Problem.
Without the pictures, set down the records below word for word.

(Figure contents as structured data)
+-------+

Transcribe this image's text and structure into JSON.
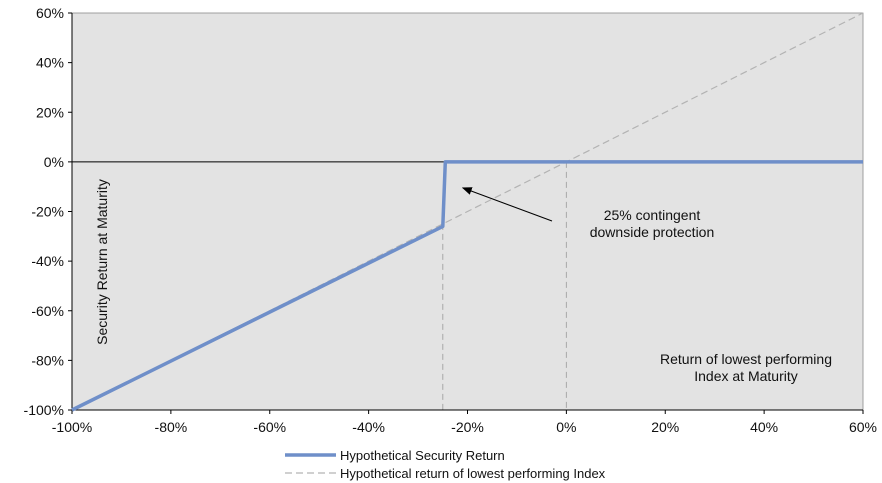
{
  "chart_data": {
    "type": "line",
    "title": "",
    "xlabel": "Return of lowest performing Index at Maturity",
    "ylabel": "Security Return at Maturity",
    "xlim": [
      -100,
      60
    ],
    "ylim": [
      -100,
      60
    ],
    "x_ticks": [
      -100,
      -80,
      -60,
      -40,
      -20,
      0,
      20,
      40,
      60
    ],
    "y_ticks": [
      -100,
      -80,
      -60,
      -40,
      -20,
      0,
      20,
      40,
      60
    ],
    "x_tick_labels": [
      "-100%",
      "-80%",
      "-60%",
      "-40%",
      "-20%",
      "0%",
      "20%",
      "40%",
      "60%"
    ],
    "y_tick_labels": [
      "-100%",
      "-80%",
      "-60%",
      "-40%",
      "-20%",
      "0%",
      "20%",
      "40%",
      "60%"
    ],
    "grid": false,
    "legend_position": "bottom-center",
    "series": [
      {
        "name": "Hypothetical Security Return",
        "color": "#6f8fc9",
        "style": "solid",
        "points": [
          [
            -100,
            -100
          ],
          [
            -25,
            -26
          ],
          [
            -24.5,
            0
          ],
          [
            60,
            0
          ]
        ]
      },
      {
        "name": "Hypothetical return of lowest performing Index",
        "color": "#b3b3b3",
        "style": "dashed",
        "points": [
          [
            -100,
            -100
          ],
          [
            60,
            60
          ]
        ]
      }
    ],
    "reference_lines": [
      {
        "axis": "x",
        "value": -25,
        "style": "dashed"
      },
      {
        "axis": "x",
        "value": 0,
        "style": "dashed"
      },
      {
        "axis": "y",
        "value": 0,
        "style": "solid"
      }
    ],
    "annotation": {
      "lines": [
        "25% contingent",
        "downside protection"
      ],
      "arrow_to": [
        -25,
        0
      ]
    },
    "colors": {
      "plot_background": "#e3e3e3",
      "axis": "#000000"
    }
  }
}
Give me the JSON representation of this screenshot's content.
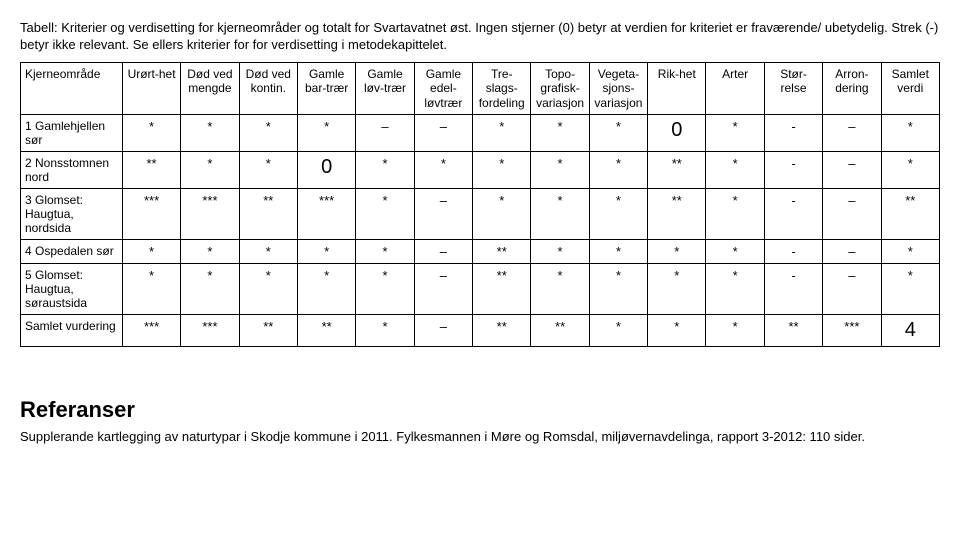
{
  "caption": "Tabell: Kriterier og verdisetting for kjerneområder og totalt for Svartavatnet øst. Ingen stjerner (0) betyr at verdien for kriteriet er fraværende/ ubetydelig. Strek (-) betyr ikke relevant. Se ellers kriterier for for verdisetting i metodekapittelet.",
  "headers": [
    "Kjerneområde",
    "Urørt-het",
    "Død ved mengde",
    "Død ved kontin.",
    "Gamle bar-trær",
    "Gamle løv-trær",
    "Gamle edel-løvtrær",
    "Tre-slags-fordeling",
    "Topo-grafisk-variasjon",
    "Vegeta-sjons-variasjon",
    "Rik-het",
    "Arter",
    "Stør-relse",
    "Arron-dering",
    "Samlet verdi"
  ],
  "rows": [
    {
      "label": "1 Gamlehjellen sør",
      "cells": [
        "*",
        "*",
        "*",
        "*",
        "–",
        "–",
        "*",
        "*",
        "*",
        "0",
        "*",
        "-",
        "–",
        "*"
      ],
      "big": [
        9
      ]
    },
    {
      "label": "2 Nonsstomnen nord",
      "cells": [
        "**",
        "*",
        "*",
        "0",
        "*",
        "*",
        "*",
        "*",
        "*",
        "**",
        "*",
        "-",
        "–",
        "*"
      ],
      "big": [
        3
      ]
    },
    {
      "label": "3 Glomset: Haugtua, nordsida",
      "cells": [
        "***",
        "***",
        "**",
        "***",
        "*",
        "–",
        "*",
        "*",
        "*",
        "**",
        "*",
        "-",
        "–",
        "**"
      ],
      "big": []
    },
    {
      "label": "4 Ospedalen sør",
      "cells": [
        "*",
        "*",
        "*",
        "*",
        "*",
        "–",
        "**",
        "*",
        "*",
        "*",
        "*",
        "-",
        "–",
        "*"
      ],
      "big": []
    },
    {
      "label": "5 Glomset: Haugtua, søraustsida",
      "cells": [
        "*",
        "*",
        "*",
        "*",
        "*",
        "–",
        "**",
        "*",
        "*",
        "*",
        "*",
        "-",
        "–",
        "*"
      ],
      "big": []
    },
    {
      "label": "Samlet vurdering",
      "cells": [
        "***",
        "***",
        "**",
        "**",
        "*",
        "–",
        "**",
        "**",
        "*",
        "*",
        "*",
        "**",
        "***",
        "4"
      ],
      "big": [
        13
      ]
    }
  ],
  "refs": {
    "title": "Referanser",
    "body": "Supplerande kartlegging av naturtypar i Skodje kommune i 2011. Fylkesmannen i Møre og Romsdal, miljøvernavdelinga, rapport 3-2012: 110 sider."
  }
}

+-------+

Answer in full.
Transcribe this image's text and structure into JSON.
{
  "chart_data": {
    "type": "line",
    "title": "",
    "xlabel": "Return of lowest performing Index at Maturity",
    "ylabel": "Security Return at Maturity",
    "xlim": [
      -100,
      60
    ],
    "ylim": [
      -100,
      60
    ],
    "x_ticks": [
      -100,
      -80,
      -60,
      -40,
      -20,
      0,
      20,
      40,
      60
    ],
    "y_ticks": [
      -100,
      -80,
      -60,
      -40,
      -20,
      0,
      20,
      40,
      60
    ],
    "x_tick_labels": [
      "-100%",
      "-80%",
      "-60%",
      "-40%",
      "-20%",
      "0%",
      "20%",
      "40%",
      "60%"
    ],
    "y_tick_labels": [
      "-100%",
      "-80%",
      "-60%",
      "-40%",
      "-20%",
      "0%",
      "20%",
      "40%",
      "60%"
    ],
    "grid": false,
    "legend_position": "bottom-center",
    "series": [
      {
        "name": "Hypothetical Security Return",
        "color": "#6f8fc9",
        "style": "solid",
        "points": [
          [
            -100,
            -100
          ],
          [
            -25,
            -26
          ],
          [
            -24.5,
            0
          ],
          [
            60,
            0
          ]
        ]
      },
      {
        "name": "Hypothetical return of lowest performing Index",
        "color": "#b3b3b3",
        "style": "dashed",
        "points": [
          [
            -100,
            -100
          ],
          [
            60,
            60
          ]
        ]
      }
    ],
    "reference_lines": [
      {
        "axis": "x",
        "value": -25,
        "style": "dashed"
      },
      {
        "axis": "x",
        "value": 0,
        "style": "dashed"
      },
      {
        "axis": "y",
        "value": 0,
        "style": "solid"
      }
    ],
    "annotation": {
      "lines": [
        "25% contingent",
        "downside protection"
      ],
      "arrow_to": [
        -25,
        0
      ]
    },
    "colors": {
      "plot_background": "#e3e3e3",
      "axis": "#000000"
    }
  }
}
Give me the JSON representation of this screenshot's content.
{
  "caption": "Tabell: Kriterier og verdisetting for kjerneområder og totalt for Svartavatnet øst. Ingen stjerner (0) betyr at verdien for kriteriet er fraværende/ ubetydelig. Strek (-) betyr ikke relevant. Se ellers kriterier for for verdisetting i metodekapittelet.",
  "headers": [
    "Kjerneområde",
    "Urørt-het",
    "Død ved mengde",
    "Død ved kontin.",
    "Gamle bar-trær",
    "Gamle løv-trær",
    "Gamle edel-løvtrær",
    "Tre-slags-fordeling",
    "Topo-grafisk-variasjon",
    "Vegeta-sjons-variasjon",
    "Rik-het",
    "Arter",
    "Stør-relse",
    "Arron-dering",
    "Samlet verdi"
  ],
  "rows": [
    {
      "label": "1 Gamlehjellen sør",
      "cells": [
        "*",
        "*",
        "*",
        "*",
        "–",
        "–",
        "*",
        "*",
        "*",
        "0",
        "*",
        "-",
        "–",
        "*"
      ],
      "big": [
        9
      ]
    },
    {
      "label": "2 Nonsstomnen nord",
      "cells": [
        "**",
        "*",
        "*",
        "0",
        "*",
        "*",
        "*",
        "*",
        "*",
        "**",
        "*",
        "-",
        "–",
        "*"
      ],
      "big": [
        3
      ]
    },
    {
      "label": "3 Glomset: Haugtua, nordsida",
      "cells": [
        "***",
        "***",
        "**",
        "***",
        "*",
        "–",
        "*",
        "*",
        "*",
        "**",
        "*",
        "-",
        "–",
        "**"
      ],
      "big": []
    },
    {
      "label": "4 Ospedalen sør",
      "cells": [
        "*",
        "*",
        "*",
        "*",
        "*",
        "–",
        "**",
        "*",
        "*",
        "*",
        "*",
        "-",
        "–",
        "*"
      ],
      "big": []
    },
    {
      "label": "5 Glomset: Haugtua, søraustsida",
      "cells": [
        "*",
        "*",
        "*",
        "*",
        "*",
        "–",
        "**",
        "*",
        "*",
        "*",
        "*",
        "-",
        "–",
        "*"
      ],
      "big": []
    },
    {
      "label": "Samlet vurdering",
      "cells": [
        "***",
        "***",
        "**",
        "**",
        "*",
        "–",
        "**",
        "**",
        "*",
        "*",
        "*",
        "**",
        "***",
        "4"
      ],
      "big": [
        13
      ]
    }
  ],
  "refs": {
    "title": "Referanser",
    "body": "Supplerande kartlegging av naturtypar i Skodje kommune i 2011. Fylkesmannen i Møre og Romsdal, miljøvernavdelinga, rapport 3-2012: 110 sider."
  }
}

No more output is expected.